From the data below, copy each line that includes the word "Horner".

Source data
------------------------------------
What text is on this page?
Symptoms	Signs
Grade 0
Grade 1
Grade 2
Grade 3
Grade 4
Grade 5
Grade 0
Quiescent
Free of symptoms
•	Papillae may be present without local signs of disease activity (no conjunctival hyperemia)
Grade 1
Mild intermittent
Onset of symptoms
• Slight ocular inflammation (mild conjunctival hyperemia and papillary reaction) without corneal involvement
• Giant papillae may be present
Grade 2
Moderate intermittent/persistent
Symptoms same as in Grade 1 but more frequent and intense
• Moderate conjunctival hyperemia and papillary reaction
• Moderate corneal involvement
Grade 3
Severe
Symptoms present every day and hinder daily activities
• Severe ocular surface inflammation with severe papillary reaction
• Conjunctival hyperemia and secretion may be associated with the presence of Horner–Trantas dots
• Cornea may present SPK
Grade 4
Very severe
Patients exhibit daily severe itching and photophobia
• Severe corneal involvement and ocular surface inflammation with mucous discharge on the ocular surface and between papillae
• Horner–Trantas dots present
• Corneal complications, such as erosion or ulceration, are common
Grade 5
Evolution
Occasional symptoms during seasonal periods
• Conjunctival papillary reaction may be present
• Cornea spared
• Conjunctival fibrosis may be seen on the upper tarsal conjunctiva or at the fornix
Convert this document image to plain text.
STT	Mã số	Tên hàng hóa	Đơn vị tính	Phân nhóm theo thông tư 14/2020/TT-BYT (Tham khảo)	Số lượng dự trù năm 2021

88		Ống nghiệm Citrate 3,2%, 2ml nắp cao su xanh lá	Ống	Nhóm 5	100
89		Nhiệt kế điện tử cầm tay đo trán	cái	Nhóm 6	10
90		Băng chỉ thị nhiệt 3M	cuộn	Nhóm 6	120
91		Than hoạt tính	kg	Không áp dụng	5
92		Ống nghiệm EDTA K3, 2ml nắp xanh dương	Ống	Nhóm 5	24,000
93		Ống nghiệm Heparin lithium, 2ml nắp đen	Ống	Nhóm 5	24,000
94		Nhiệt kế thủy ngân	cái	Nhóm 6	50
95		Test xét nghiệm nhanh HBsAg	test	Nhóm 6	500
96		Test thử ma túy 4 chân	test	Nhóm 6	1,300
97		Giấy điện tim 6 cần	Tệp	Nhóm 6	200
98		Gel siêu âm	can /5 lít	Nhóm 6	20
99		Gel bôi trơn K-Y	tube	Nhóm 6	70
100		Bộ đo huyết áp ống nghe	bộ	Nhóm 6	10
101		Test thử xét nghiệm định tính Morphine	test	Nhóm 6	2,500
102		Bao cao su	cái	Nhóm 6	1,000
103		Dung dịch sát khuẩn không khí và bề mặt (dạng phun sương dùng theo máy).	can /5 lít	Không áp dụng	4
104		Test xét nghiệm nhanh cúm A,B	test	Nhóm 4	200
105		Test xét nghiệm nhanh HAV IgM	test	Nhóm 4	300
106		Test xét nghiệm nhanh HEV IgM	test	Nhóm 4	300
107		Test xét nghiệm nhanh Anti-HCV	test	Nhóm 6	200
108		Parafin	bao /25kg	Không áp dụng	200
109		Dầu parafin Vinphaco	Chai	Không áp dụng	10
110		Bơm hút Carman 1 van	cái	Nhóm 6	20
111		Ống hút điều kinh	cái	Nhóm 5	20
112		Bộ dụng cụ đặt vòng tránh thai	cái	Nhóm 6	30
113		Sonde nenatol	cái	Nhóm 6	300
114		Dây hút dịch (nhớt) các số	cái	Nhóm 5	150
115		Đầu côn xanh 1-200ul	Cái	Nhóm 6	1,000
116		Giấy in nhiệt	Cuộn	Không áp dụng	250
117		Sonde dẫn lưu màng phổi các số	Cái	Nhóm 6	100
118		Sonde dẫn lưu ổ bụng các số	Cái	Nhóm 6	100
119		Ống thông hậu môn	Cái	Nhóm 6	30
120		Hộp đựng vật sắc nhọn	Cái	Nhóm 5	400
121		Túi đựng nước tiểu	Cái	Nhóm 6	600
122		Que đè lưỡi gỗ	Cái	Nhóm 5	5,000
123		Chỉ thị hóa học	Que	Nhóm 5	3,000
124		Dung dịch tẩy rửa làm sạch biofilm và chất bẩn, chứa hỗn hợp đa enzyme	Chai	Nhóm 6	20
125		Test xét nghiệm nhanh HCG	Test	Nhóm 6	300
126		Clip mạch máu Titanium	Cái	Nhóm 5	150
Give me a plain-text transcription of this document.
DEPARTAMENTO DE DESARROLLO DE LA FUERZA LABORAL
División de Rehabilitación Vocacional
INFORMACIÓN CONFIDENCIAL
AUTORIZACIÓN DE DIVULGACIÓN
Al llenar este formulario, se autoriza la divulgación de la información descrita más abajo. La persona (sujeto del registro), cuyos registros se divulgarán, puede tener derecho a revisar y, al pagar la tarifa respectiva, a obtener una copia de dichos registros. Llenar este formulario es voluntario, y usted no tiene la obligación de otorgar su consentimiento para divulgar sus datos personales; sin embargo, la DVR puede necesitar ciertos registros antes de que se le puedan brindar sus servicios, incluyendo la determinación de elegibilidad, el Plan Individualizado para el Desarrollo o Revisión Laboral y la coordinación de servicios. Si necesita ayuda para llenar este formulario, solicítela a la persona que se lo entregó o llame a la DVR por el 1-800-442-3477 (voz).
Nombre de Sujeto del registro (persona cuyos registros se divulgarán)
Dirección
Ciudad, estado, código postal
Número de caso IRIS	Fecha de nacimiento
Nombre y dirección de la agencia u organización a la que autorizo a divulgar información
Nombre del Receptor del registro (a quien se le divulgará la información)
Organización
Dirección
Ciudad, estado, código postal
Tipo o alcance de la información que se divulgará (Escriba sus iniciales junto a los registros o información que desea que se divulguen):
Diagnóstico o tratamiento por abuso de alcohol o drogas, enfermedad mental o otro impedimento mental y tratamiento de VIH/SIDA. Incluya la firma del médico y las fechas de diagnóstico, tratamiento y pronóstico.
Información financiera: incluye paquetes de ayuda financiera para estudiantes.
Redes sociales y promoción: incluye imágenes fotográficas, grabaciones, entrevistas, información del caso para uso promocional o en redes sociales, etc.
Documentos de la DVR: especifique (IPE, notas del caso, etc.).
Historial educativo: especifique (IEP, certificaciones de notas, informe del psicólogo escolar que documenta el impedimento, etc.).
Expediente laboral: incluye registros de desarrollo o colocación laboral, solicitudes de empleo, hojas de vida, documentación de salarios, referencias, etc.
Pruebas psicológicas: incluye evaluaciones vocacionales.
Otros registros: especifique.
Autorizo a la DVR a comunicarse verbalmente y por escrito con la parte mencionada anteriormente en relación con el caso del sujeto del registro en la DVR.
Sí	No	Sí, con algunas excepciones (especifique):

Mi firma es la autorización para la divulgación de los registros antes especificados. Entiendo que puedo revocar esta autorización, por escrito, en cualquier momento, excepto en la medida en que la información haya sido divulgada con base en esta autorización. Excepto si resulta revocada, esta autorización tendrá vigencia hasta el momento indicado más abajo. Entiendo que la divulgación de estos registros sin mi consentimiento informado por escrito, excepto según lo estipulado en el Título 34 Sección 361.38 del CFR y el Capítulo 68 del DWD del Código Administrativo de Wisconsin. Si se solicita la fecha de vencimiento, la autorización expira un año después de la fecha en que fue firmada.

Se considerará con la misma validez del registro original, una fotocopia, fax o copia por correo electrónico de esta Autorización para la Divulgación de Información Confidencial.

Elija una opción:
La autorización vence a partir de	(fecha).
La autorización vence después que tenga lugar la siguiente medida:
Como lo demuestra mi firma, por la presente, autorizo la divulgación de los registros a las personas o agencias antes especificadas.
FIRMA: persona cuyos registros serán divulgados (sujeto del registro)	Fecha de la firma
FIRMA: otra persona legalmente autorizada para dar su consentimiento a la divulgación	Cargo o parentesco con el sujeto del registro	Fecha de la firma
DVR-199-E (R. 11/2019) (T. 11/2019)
------------------------------------
# EXPECTED ANSWER
• Conjunctival hyperemia and secretion may be associated with the presence of Horner–Trantas dots
• Horner–Trantas dots present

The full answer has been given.